## TASK TO COMPLETE
Look through the material and copy each line holding "Trusted".

## RECORDS FOR THIS EXERCISE
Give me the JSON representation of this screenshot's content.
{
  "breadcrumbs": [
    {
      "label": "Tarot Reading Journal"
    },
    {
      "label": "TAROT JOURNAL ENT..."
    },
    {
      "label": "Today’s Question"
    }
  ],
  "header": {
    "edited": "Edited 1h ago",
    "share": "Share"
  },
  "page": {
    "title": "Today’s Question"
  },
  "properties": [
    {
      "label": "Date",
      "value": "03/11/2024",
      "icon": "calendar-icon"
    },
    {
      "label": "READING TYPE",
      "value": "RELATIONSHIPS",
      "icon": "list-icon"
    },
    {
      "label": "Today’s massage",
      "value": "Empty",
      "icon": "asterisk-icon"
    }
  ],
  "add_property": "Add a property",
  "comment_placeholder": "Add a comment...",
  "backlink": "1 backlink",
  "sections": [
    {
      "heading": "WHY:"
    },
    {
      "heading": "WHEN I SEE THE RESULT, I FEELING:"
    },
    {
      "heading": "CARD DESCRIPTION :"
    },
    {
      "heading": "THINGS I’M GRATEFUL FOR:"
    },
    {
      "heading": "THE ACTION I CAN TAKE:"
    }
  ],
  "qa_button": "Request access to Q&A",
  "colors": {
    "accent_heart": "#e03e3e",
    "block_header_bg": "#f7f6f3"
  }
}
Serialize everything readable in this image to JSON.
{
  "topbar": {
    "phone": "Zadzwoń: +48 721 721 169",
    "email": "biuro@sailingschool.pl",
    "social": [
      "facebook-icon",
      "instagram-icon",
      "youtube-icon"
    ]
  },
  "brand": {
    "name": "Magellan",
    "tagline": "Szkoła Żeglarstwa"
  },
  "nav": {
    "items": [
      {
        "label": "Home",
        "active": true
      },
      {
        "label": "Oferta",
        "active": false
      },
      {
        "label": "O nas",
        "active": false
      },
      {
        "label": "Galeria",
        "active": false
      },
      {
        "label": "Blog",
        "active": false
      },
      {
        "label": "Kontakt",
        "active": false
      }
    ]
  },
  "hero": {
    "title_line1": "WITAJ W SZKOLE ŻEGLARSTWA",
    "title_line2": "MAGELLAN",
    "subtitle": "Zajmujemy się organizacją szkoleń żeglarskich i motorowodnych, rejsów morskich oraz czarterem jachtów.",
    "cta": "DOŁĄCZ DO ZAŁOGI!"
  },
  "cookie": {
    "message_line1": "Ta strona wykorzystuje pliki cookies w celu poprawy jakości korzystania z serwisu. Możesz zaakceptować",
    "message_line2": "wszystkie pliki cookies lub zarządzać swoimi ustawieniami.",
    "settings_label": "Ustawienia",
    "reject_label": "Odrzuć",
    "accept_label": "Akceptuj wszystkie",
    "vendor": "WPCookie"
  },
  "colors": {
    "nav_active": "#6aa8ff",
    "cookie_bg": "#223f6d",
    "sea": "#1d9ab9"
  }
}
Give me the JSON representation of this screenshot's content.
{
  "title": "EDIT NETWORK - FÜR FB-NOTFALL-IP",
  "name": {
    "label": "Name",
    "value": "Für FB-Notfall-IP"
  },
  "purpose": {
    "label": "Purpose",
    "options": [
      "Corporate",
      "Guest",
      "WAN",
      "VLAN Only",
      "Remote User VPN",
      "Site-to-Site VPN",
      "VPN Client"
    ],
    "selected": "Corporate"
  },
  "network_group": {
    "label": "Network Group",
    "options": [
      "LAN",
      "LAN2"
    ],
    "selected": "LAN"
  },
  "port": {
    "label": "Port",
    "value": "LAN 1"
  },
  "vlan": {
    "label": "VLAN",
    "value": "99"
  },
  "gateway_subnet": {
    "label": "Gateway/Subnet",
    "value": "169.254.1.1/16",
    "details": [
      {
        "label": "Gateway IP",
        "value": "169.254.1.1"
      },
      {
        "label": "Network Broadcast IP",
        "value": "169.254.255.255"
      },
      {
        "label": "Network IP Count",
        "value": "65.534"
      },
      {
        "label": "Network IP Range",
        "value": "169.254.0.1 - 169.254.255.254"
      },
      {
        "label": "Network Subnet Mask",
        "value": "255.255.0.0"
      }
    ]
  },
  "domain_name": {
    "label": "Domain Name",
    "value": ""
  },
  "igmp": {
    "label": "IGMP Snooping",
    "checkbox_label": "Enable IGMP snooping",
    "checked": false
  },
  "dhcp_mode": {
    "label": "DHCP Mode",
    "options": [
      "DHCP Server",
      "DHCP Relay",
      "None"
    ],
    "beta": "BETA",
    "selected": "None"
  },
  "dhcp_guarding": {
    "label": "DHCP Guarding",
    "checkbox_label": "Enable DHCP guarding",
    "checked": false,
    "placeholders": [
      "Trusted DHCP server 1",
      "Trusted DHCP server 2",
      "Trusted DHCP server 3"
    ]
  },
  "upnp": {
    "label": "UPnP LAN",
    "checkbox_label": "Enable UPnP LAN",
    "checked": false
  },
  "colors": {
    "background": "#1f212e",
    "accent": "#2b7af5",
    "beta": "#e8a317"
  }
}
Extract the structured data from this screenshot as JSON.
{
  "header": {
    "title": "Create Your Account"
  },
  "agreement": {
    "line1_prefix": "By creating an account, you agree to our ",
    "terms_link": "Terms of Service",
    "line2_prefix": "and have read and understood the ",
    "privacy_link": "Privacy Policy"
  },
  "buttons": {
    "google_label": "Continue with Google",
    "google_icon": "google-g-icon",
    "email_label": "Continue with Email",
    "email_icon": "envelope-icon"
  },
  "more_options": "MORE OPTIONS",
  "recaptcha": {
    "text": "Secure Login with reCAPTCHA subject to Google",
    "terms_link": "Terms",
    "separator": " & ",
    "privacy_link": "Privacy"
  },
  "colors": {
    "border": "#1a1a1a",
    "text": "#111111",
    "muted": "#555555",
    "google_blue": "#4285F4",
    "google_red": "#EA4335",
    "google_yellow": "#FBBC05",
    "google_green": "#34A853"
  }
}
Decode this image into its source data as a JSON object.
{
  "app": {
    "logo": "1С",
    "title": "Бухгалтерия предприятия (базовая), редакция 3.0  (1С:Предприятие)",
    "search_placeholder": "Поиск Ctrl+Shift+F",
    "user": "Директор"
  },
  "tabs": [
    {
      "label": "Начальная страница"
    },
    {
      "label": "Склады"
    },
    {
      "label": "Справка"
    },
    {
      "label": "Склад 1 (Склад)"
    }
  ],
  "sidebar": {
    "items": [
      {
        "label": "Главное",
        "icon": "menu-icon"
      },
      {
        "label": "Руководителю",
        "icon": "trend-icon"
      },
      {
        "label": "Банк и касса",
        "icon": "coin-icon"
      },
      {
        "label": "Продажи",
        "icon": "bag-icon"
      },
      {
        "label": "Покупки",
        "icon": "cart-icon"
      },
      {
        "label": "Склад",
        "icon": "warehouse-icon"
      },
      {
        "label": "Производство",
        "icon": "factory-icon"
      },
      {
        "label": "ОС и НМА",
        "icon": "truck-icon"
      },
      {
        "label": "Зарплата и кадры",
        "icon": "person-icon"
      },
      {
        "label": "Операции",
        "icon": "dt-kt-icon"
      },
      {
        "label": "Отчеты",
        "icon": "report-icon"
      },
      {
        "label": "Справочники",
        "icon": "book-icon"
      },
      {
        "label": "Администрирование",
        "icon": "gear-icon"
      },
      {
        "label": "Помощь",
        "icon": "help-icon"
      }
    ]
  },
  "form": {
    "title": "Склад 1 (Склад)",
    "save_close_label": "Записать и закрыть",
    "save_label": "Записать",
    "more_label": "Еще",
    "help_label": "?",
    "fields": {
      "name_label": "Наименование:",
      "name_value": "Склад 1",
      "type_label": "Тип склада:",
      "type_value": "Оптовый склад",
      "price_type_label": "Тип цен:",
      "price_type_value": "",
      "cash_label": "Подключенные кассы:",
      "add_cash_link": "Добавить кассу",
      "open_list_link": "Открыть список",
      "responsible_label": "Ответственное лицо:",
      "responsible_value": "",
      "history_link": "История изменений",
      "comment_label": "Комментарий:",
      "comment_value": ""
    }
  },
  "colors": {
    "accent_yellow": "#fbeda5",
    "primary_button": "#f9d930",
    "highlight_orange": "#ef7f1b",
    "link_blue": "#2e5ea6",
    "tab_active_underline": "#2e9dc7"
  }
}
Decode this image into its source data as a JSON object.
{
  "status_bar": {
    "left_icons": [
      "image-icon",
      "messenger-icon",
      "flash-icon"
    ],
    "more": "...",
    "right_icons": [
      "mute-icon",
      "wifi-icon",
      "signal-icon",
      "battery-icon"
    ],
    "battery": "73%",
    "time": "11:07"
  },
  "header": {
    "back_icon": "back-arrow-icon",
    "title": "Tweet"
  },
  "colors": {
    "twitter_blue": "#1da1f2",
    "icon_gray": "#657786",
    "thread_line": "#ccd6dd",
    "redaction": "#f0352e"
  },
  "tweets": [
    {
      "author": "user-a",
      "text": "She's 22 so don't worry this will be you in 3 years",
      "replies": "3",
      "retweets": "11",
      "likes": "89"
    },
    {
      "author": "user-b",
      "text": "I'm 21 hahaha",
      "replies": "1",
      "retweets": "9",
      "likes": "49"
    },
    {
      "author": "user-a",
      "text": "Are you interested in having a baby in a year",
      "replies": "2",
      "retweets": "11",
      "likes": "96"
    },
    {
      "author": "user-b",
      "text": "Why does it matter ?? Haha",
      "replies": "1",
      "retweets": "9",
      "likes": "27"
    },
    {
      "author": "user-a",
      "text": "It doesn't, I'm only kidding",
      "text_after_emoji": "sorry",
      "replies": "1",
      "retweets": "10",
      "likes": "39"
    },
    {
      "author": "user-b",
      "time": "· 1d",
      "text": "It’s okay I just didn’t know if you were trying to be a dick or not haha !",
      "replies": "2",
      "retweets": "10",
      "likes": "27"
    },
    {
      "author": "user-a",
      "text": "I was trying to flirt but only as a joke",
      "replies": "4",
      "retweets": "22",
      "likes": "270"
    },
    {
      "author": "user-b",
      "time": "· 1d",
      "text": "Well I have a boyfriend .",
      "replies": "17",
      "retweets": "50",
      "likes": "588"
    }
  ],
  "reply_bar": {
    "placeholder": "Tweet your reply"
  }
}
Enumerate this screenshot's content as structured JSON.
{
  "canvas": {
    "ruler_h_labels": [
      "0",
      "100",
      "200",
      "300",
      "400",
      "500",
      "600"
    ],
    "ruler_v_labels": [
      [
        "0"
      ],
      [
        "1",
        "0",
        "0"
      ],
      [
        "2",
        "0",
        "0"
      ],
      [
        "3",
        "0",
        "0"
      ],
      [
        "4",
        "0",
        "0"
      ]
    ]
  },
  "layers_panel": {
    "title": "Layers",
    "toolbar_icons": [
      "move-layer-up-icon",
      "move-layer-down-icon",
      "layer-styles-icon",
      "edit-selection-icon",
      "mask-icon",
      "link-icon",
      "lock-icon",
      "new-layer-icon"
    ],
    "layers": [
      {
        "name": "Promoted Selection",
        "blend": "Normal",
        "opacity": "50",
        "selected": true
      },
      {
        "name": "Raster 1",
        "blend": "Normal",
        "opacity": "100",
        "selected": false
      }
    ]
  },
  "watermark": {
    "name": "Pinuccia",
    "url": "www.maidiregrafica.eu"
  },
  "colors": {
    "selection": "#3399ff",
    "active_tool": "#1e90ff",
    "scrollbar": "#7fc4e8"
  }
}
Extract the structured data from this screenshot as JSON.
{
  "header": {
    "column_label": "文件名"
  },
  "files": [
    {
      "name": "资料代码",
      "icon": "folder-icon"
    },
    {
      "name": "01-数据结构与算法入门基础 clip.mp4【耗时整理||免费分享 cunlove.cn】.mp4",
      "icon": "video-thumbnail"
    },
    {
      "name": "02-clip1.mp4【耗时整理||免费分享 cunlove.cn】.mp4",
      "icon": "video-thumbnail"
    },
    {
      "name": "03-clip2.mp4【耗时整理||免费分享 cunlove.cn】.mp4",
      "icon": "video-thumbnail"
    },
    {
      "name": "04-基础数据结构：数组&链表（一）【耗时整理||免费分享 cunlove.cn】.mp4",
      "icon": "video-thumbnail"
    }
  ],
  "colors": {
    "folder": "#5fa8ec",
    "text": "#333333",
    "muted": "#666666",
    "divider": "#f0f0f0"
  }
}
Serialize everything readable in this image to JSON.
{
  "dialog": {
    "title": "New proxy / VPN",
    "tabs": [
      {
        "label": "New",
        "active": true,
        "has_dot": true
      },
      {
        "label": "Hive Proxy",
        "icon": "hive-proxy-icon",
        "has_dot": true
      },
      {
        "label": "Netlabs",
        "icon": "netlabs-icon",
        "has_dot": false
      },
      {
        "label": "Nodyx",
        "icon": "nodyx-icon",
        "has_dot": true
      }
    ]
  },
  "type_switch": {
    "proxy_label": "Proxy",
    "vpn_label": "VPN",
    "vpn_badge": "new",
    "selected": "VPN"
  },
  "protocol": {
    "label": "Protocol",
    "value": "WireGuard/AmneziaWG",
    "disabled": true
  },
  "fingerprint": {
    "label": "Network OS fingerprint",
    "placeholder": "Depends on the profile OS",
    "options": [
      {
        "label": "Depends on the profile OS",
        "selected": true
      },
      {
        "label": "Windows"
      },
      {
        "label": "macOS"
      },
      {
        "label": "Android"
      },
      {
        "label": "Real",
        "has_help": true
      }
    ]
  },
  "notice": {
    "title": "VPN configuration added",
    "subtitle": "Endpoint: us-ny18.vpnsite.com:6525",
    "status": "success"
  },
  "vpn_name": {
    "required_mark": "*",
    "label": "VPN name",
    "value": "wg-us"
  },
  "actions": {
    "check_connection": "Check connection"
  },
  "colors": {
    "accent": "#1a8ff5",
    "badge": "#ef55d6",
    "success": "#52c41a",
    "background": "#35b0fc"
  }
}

## WRITTEN RESPONSE
      "Trusted DHCP server 1",
      "Trusted DHCP server 2",
      "Trusted DHCP server 3"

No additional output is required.